======== Task data ========

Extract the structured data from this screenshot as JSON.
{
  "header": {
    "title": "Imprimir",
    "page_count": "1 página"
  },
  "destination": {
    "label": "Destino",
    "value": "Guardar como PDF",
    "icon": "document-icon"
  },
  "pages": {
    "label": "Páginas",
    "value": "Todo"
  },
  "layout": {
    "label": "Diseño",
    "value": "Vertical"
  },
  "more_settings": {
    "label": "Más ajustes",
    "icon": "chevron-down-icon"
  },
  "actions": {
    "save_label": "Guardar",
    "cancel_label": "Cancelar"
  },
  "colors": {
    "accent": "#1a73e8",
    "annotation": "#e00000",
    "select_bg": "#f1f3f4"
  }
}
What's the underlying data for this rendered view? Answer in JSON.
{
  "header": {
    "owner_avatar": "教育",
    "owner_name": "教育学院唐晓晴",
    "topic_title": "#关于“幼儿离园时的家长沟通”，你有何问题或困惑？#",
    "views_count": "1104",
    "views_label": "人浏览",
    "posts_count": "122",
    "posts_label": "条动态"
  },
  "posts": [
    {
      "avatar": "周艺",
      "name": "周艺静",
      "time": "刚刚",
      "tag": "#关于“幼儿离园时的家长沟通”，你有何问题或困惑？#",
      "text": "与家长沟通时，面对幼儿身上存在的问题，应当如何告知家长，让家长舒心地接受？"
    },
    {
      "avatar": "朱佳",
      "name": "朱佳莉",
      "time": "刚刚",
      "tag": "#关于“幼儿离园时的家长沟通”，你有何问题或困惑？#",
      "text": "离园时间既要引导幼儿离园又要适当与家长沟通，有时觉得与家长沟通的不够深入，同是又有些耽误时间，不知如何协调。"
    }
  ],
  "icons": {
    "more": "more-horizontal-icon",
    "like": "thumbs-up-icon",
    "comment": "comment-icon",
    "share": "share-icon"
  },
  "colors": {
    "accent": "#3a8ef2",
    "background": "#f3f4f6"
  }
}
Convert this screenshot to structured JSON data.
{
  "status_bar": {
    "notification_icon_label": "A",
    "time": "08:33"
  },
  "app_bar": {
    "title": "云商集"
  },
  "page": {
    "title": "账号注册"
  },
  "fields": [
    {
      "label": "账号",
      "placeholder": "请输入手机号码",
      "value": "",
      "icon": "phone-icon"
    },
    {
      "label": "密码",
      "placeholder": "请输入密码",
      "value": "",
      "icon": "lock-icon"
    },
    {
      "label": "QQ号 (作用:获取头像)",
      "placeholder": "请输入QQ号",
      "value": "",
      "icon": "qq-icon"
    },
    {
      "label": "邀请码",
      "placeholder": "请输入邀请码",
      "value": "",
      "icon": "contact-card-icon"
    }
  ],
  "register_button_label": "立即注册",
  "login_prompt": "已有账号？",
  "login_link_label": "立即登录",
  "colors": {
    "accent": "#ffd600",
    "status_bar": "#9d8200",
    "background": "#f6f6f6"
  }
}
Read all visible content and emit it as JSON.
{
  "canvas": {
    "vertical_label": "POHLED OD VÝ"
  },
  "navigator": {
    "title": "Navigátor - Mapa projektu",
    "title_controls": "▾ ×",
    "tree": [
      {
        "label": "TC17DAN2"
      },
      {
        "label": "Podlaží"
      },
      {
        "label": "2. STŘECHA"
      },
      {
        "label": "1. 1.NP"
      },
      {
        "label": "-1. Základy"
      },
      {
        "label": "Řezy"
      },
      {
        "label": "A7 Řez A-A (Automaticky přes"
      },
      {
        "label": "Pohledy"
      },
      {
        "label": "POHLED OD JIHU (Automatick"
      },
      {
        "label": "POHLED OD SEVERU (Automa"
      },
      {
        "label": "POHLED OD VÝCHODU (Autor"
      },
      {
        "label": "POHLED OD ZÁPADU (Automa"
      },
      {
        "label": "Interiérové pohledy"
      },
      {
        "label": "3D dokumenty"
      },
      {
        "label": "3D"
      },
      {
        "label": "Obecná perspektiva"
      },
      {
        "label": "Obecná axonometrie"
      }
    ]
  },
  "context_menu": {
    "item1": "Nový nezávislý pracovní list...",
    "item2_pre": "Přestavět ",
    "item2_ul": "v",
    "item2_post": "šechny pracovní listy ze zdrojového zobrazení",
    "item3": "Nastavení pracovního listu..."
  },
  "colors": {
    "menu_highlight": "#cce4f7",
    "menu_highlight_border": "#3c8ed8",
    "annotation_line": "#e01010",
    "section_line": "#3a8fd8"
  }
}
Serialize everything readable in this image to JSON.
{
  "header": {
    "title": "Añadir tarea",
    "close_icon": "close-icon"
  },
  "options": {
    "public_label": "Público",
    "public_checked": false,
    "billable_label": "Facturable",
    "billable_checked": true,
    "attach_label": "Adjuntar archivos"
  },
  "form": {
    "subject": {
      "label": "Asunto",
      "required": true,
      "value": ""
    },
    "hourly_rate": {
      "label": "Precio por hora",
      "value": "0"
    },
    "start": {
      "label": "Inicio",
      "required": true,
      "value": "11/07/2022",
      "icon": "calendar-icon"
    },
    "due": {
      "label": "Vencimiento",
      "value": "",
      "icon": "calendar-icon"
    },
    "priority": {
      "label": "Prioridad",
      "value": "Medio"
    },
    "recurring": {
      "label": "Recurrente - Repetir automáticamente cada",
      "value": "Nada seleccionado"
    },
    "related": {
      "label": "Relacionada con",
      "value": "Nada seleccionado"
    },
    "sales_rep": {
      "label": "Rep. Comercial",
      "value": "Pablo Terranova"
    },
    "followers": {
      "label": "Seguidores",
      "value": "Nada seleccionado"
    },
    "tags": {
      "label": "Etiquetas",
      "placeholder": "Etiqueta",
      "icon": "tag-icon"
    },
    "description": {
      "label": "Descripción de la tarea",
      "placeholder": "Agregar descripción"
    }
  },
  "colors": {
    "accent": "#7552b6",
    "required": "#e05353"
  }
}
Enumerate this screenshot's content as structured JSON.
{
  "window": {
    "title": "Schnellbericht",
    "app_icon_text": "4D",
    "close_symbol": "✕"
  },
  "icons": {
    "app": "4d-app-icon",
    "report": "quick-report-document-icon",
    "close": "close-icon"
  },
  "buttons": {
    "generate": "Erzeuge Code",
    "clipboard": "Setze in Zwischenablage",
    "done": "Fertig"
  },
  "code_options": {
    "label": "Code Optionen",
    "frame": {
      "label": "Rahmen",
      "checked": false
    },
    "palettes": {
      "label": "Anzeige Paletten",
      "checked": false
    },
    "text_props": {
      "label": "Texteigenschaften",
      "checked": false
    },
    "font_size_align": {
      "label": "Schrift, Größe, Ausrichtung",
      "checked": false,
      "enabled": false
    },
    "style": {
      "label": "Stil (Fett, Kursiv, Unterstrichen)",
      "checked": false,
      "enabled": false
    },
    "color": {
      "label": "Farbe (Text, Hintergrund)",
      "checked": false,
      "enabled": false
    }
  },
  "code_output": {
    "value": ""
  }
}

========

**Task to complete:**
Restate the listing in full, word for word.

**Response to this task:**
Extract the structured data from this screenshot as JSON.
{
  "header": {
    "title": "Imprimir",
    "page_count": "1 página"
  },
  "destination": {
    "label": "Destino",
    "value": "Guardar como PDF",
    "icon": "document-icon"
  },
  "pages": {
    "label": "Páginas",
    "value": "Todo"
  },
  "layout": {
    "label": "Diseño",
    "value": "Vertical"
  },
  "more_settings": {
    "label": "Más ajustes",
    "icon": "chevron-down-icon"
  },
  "actions": {
    "save_label": "Guardar",
    "cancel_label": "Cancelar"
  },
  "colors": {
    "accent": "#1a73e8",
    "annotation": "#e00000",
    "select_bg": "#f1f3f4"
  }
}
What's the underlying data for this rendered view? Answer in JSON.
{
  "header": {
    "owner_avatar": "教育",
    "owner_name": "教育学院唐晓晴",
    "topic_title": "#关于“幼儿离园时的家长沟通”，你有何问题或困惑？#",
    "views_count": "1104",
    "views_label": "人浏览",
    "posts_count": "122",
    "posts_label": "条动态"
  },
  "posts": [
    {
      "avatar": "周艺",
      "name": "周艺静",
      "time": "刚刚",
      "tag": "#关于“幼儿离园时的家长沟通”，你有何问题或困惑？#",
      "text": "与家长沟通时，面对幼儿身上存在的问题，应当如何告知家长，让家长舒心地接受？"
    },
    {
      "avatar": "朱佳",
      "name": "朱佳莉",
      "time": "刚刚",
      "tag": "#关于“幼儿离园时的家长沟通”，你有何问题或困惑？#",
      "text": "离园时间既要引导幼儿离园又要适当与家长沟通，有时觉得与家长沟通的不够深入，同是又有些耽误时间，不知如何协调。"
    }
  ],
  "icons": {
    "more": "more-horizontal-icon",
    "like": "thumbs-up-icon",
    "comment": "comment-icon",
    "share": "share-icon"
  },
  "colors": {
    "accent": "#3a8ef2",
    "background": "#f3f4f6"
  }
}
Convert this screenshot to structured JSON data.
{
  "status_bar": {
    "notification_icon_label": "A",
    "time": "08:33"
  },
  "app_bar": {
    "title": "云商集"
  },
  "page": {
    "title": "账号注册"
  },
  "fields": [
    {
      "label": "账号",
      "placeholder": "请输入手机号码",
      "value": "",
      "icon": "phone-icon"
    },
    {
      "label": "密码",
      "placeholder": "请输入密码",
      "value": "",
      "icon": "lock-icon"
    },
    {
      "label": "QQ号 (作用:获取头像)",
      "placeholder": "请输入QQ号",
      "value": "",
      "icon": "qq-icon"
    },
    {
      "label": "邀请码",
      "placeholder": "请输入邀请码",
      "value": "",
      "icon": "contact-card-icon"
    }
  ],
  "register_button_label": "立即注册",
  "login_prompt": "已有账号？",
  "login_link_label": "立即登录",
  "colors": {
    "accent": "#ffd600",
    "status_bar": "#9d8200",
    "background": "#f6f6f6"
  }
}
Read all visible content and emit it as JSON.
{
  "canvas": {
    "vertical_label": "POHLED OD VÝ"
  },
  "navigator": {
    "title": "Navigátor - Mapa projektu",
    "title_controls": "▾ ×",
    "tree": [
      {
        "label": "TC17DAN2"
      },
      {
        "label": "Podlaží"
      },
      {
        "label": "2. STŘECHA"
      },
      {
        "label": "1. 1.NP"
      },
      {
        "label": "-1. Základy"
      },
      {
        "label": "Řezy"
      },
      {
        "label": "A7 Řez A-A (Automaticky přes"
      },
      {
        "label": "Pohledy"
      },
      {
        "label": "POHLED OD JIHU (Automatick"
      },
      {
        "label": "POHLED OD SEVERU (Automa"
      },
      {
        "label": "POHLED OD VÝCHODU (Autor"
      },
      {
        "label": "POHLED OD ZÁPADU (Automa"
      },
      {
        "label": "Interiérové pohledy"
      },
      {
        "label": "3D dokumenty"
      },
      {
        "label": "3D"
      },
      {
        "label": "Obecná perspektiva"
      },
      {
        "label": "Obecná axonometrie"
      }
    ]
  },
  "context_menu": {
    "item1": "Nový nezávislý pracovní list...",
    "item2_pre": "Přestavět ",
    "item2_ul": "v",
    "item2_post": "šechny pracovní listy ze zdrojového zobrazení",
    "item3": "Nastavení pracovního listu..."
  },
  "colors": {
    "menu_highlight": "#cce4f7",
    "menu_highlight_border": "#3c8ed8",
    "annotation_line": "#e01010",
    "section_line": "#3a8fd8"
  }
}
Serialize everything readable in this image to JSON.
{
  "header": {
    "title": "Añadir tarea",
    "close_icon": "close-icon"
  },
  "options": {
    "public_label": "Público",
    "public_checked": false,
    "billable_label": "Facturable",
    "billable_checked": true,
    "attach_label": "Adjuntar archivos"
  },
  "form": {
    "subject": {
      "label": "Asunto",
      "required": true,
      "value": ""
    },
    "hourly_rate": {
      "label": "Precio por hora",
      "value": "0"
    },
    "start": {
      "label": "Inicio",
      "required": true,
      "value": "11/07/2022",
      "icon": "calendar-icon"
    },
    "due": {
      "label": "Vencimiento",
      "value": "",
      "icon": "calendar-icon"
    },
    "priority": {
      "label": "Prioridad",
      "value": "Medio"
    },
    "recurring": {
      "label": "Recurrente - Repetir automáticamente cada",
      "value": "Nada seleccionado"
    },
    "related": {
      "label": "Relacionada con",
      "value": "Nada seleccionado"
    },
    "sales_rep": {
      "label": "Rep. Comercial",
      "value": "Pablo Terranova"
    },
    "followers": {
      "label": "Seguidores",
      "value": "Nada seleccionado"
    },
    "tags": {
      "label": "Etiquetas",
      "placeholder": "Etiqueta",
      "icon": "tag-icon"
    },
    "description": {
      "label": "Descripción de la tarea",
      "placeholder": "Agregar descripción"
    }
  },
  "colors": {
    "accent": "#7552b6",
    "required": "#e05353"
  }
}
Enumerate this screenshot's content as structured JSON.
{
  "window": {
    "title": "Schnellbericht",
    "app_icon_text": "4D",
    "close_symbol": "✕"
  },
  "icons": {
    "app": "4d-app-icon",
    "report": "quick-report-document-icon",
    "close": "close-icon"
  },
  "buttons": {
    "generate": "Erzeuge Code",
    "clipboard": "Setze in Zwischenablage",
    "done": "Fertig"
  },
  "code_options": {
    "label": "Code Optionen",
    "frame": {
      "label": "Rahmen",
      "checked": false
    },
    "palettes": {
      "label": "Anzeige Paletten",
      "checked": false
    },
    "text_props": {
      "label": "Texteigenschaften",
      "checked": false
    },
    "font_size_align": {
      "label": "Schrift, Größe, Ausrichtung",
      "checked": false,
      "enabled": false
    },
    "style": {
      "label": "Stil (Fett, Kursiv, Unterstrichen)",
      "checked": false,
      "enabled": false
    },
    "color": {
      "label": "Farbe (Text, Hintergrund)",
      "checked": false,
      "enabled": false
    }
  },
  "code_output": {
    "value": ""
  }
}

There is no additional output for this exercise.